_STATED GOAL_
Locate all lines with the word "sequence". Copy them.

[Saved entries]
BEGIN

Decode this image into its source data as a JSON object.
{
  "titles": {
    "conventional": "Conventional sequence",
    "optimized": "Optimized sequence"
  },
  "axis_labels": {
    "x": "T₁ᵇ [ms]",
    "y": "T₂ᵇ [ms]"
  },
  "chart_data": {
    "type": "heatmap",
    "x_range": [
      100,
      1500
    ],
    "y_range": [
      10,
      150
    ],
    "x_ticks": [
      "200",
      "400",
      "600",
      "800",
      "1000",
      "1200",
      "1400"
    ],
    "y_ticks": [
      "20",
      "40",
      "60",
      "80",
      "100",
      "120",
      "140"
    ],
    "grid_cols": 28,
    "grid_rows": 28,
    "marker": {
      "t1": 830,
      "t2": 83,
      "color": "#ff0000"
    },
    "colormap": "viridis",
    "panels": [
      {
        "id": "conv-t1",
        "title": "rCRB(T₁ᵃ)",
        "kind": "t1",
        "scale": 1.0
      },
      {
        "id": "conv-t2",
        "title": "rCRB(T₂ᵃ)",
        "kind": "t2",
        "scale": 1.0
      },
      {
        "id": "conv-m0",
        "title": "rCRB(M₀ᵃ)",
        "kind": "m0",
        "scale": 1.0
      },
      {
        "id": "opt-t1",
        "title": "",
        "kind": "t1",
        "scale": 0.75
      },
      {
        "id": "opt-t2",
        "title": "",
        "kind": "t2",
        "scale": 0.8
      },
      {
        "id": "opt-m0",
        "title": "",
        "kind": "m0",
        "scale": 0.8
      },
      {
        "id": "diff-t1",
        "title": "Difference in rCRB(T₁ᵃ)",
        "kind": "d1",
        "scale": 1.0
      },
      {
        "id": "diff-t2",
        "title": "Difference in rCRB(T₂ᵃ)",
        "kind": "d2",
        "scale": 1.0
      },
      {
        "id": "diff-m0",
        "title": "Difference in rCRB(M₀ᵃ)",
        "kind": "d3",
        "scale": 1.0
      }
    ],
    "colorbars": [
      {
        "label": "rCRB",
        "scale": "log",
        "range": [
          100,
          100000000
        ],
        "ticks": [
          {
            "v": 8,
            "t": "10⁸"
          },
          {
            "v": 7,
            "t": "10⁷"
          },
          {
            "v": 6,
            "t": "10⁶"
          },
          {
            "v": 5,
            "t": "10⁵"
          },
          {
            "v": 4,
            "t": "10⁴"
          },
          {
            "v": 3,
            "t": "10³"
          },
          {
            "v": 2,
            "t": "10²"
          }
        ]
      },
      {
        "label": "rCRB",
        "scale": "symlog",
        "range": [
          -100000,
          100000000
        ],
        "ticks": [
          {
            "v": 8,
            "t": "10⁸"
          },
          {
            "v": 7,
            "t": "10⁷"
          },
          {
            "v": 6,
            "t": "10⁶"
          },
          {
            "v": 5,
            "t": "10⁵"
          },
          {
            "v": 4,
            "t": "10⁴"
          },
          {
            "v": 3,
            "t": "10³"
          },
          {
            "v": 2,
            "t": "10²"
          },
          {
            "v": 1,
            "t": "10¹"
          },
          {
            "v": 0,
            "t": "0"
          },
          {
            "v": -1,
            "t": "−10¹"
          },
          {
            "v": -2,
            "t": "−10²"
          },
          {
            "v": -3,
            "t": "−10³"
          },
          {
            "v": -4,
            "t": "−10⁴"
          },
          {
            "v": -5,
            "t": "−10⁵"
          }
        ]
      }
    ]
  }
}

END

_SOLUTION TO THE PROBLEM_
    "conventional": "Conventional sequence",
    "optimized": "Optimized sequence"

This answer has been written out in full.